Requirement: Extract every entry word for word.

Dataset records:
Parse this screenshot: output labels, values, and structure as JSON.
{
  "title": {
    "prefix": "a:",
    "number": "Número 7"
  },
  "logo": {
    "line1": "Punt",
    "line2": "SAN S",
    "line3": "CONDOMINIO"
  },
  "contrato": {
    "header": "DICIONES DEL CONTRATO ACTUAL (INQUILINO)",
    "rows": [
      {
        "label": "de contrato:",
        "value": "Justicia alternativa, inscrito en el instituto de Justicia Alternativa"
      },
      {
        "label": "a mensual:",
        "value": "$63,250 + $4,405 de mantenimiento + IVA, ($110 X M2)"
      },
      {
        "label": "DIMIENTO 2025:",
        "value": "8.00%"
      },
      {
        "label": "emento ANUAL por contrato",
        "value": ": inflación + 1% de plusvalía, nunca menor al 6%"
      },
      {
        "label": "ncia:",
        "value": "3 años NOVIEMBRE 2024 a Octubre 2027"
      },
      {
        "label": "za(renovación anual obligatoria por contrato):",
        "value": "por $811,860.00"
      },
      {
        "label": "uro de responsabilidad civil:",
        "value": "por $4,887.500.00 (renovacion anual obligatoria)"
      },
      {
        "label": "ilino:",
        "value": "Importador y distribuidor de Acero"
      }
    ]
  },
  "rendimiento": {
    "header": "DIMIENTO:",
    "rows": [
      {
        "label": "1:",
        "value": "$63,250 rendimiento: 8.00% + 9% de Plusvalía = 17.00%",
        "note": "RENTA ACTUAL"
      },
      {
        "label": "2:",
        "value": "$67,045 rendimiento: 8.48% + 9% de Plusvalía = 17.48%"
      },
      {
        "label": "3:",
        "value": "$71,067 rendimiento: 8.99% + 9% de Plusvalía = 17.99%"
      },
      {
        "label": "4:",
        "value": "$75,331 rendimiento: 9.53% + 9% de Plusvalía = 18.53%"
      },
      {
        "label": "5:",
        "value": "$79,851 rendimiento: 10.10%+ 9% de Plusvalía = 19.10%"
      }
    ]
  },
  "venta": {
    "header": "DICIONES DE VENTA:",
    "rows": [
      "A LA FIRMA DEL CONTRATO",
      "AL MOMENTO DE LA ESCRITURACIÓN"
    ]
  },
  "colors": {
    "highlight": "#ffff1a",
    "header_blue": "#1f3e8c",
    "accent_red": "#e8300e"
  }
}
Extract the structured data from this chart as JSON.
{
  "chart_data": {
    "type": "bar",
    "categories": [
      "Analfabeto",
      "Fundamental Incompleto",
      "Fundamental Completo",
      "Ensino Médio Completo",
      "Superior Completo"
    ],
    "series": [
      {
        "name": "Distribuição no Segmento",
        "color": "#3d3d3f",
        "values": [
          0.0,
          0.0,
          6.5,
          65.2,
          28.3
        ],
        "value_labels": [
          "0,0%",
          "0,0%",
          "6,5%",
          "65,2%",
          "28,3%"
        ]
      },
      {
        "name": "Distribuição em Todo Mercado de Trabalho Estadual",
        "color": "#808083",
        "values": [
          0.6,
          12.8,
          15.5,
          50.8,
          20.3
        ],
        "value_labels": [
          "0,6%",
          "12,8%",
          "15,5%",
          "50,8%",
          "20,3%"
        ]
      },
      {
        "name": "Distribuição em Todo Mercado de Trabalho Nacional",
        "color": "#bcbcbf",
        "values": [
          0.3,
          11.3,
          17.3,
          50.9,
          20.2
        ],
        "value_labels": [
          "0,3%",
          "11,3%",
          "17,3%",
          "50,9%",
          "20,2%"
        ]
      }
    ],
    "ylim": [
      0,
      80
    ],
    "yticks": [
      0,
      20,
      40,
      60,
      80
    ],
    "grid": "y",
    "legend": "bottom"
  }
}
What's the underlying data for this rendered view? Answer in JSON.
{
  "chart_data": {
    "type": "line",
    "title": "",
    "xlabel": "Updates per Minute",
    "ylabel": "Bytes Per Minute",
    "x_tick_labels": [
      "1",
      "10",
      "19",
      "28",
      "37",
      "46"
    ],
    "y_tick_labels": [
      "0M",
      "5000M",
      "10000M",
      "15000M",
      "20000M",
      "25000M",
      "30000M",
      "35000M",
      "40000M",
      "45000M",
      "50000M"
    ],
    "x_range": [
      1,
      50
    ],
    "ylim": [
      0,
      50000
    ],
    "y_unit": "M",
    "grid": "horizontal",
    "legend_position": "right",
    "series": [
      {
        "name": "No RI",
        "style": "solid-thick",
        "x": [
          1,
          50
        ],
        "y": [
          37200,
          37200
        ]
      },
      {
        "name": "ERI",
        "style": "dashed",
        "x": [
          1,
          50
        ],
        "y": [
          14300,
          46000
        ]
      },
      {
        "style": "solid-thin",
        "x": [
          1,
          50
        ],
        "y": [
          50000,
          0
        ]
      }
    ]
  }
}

Solved exercise:
Parse this screenshot: output labels, values, and structure as JSON.
{
  "title": {
    "prefix": "a:",
    "number": "Número 7"
  },
  "logo": {
    "line1": "Punt",
    "line2": "SAN S",
    "line3": "CONDOMINIO"
  },
  "contrato": {
    "header": "DICIONES DEL CONTRATO ACTUAL (INQUILINO)",
    "rows": [
      {
        "label": "de contrato:",
        "value": "Justicia alternativa, inscrito en el instituto de Justicia Alternativa"
      },
      {
        "label": "a mensual:",
        "value": "$63,250 + $4,405 de mantenimiento + IVA, ($110 X M2)"
      },
      {
        "label": "DIMIENTO 2025:",
        "value": "8.00%"
      },
      {
        "label": "emento ANUAL por contrato",
        "value": ": inflación + 1% de plusvalía, nunca menor al 6%"
      },
      {
        "label": "ncia:",
        "value": "3 años NOVIEMBRE 2024 a Octubre 2027"
      },
      {
        "label": "za(renovación anual obligatoria por contrato):",
        "value": "por $811,860.00"
      },
      {
        "label": "uro de responsabilidad civil:",
        "value": "por $4,887.500.00 (renovacion anual obligatoria)"
      },
      {
        "label": "ilino:",
        "value": "Importador y distribuidor de Acero"
      }
    ]
  },
  "rendimiento": {
    "header": "DIMIENTO:",
    "rows": [
      {
        "label": "1:",
        "value": "$63,250 rendimiento: 8.00% + 9% de Plusvalía = 17.00%",
        "note": "RENTA ACTUAL"
      },
      {
        "label": "2:",
        "value": "$67,045 rendimiento: 8.48% + 9% de Plusvalía = 17.48%"
      },
      {
        "label": "3:",
        "value": "$71,067 rendimiento: 8.99% + 9% de Plusvalía = 17.99%"
      },
      {
        "label": "4:",
        "value": "$75,331 rendimiento: 9.53% + 9% de Plusvalía = 18.53%"
      },
      {
        "label": "5:",
        "value": "$79,851 rendimiento: 10.10%+ 9% de Plusvalía = 19.10%"
      }
    ]
  },
  "venta": {
    "header": "DICIONES DE VENTA:",
    "rows": [
      "A LA FIRMA DEL CONTRATO",
      "AL MOMENTO DE LA ESCRITURACIÓN"
    ]
  },
  "colors": {
    "highlight": "#ffff1a",
    "header_blue": "#1f3e8c",
    "accent_red": "#e8300e"
  }
}
Extract the structured data from this chart as JSON.
{
  "chart_data": {
    "type": "bar",
    "categories": [
      "Analfabeto",
      "Fundamental Incompleto",
      "Fundamental Completo",
      "Ensino Médio Completo",
      "Superior Completo"
    ],
    "series": [
      {
        "name": "Distribuição no Segmento",
        "color": "#3d3d3f",
        "values": [
          0.0,
          0.0,
          6.5,
          65.2,
          28.3
        ],
        "value_labels": [
          "0,0%",
          "0,0%",
          "6,5%",
          "65,2%",
          "28,3%"
        ]
      },
      {
        "name": "Distribuição em Todo Mercado de Trabalho Estadual",
        "color": "#808083",
        "values": [
          0.6,
          12.8,
          15.5,
          50.8,
          20.3
        ],
        "value_labels": [
          "0,6%",
          "12,8%",
          "15,5%",
          "50,8%",
          "20,3%"
        ]
      },
      {
        "name": "Distribuição em Todo Mercado de Trabalho Nacional",
        "color": "#bcbcbf",
        "values": [
          0.3,
          11.3,
          17.3,
          50.9,
          20.2
        ],
        "value_labels": [
          "0,3%",
          "11,3%",
          "17,3%",
          "50,9%",
          "20,2%"
        ]
      }
    ],
    "ylim": [
      0,
      80
    ],
    "yticks": [
      0,
      20,
      40,
      60,
      80
    ],
    "grid": "y",
    "legend": "bottom"
  }
}
What's the underlying data for this rendered view? Answer in JSON.
{
  "chart_data": {
    "type": "line",
    "title": "",
    "xlabel": "Updates per Minute",
    "ylabel": "Bytes Per Minute",
    "x_tick_labels": [
      "1",
      "10",
      "19",
      "28",
      "37",
      "46"
    ],
    "y_tick_labels": [
      "0M",
      "5000M",
      "10000M",
      "15000M",
      "20000M",
      "25000M",
      "30000M",
      "35000M",
      "40000M",
      "45000M",
      "50000M"
    ],
    "x_range": [
      1,
      50
    ],
    "ylim": [
      0,
      50000
    ],
    "y_unit": "M",
    "grid": "horizontal",
    "legend_position": "right",
    "series": [
      {
        "name": "No RI",
        "style": "solid-thick",
        "x": [
          1,
          50
        ],
        "y": [
          37200,
          37200
        ]
      },
      {
        "name": "ERI",
        "style": "dashed",
        "x": [
          1,
          50
        ],
        "y": [
          14300,
          46000
        ]
      },
      {
        "style": "solid-thin",
        "x": [
          1,
          50
        ],
        "y": [
          50000,
          0
        ]
      }
    ]
  }
}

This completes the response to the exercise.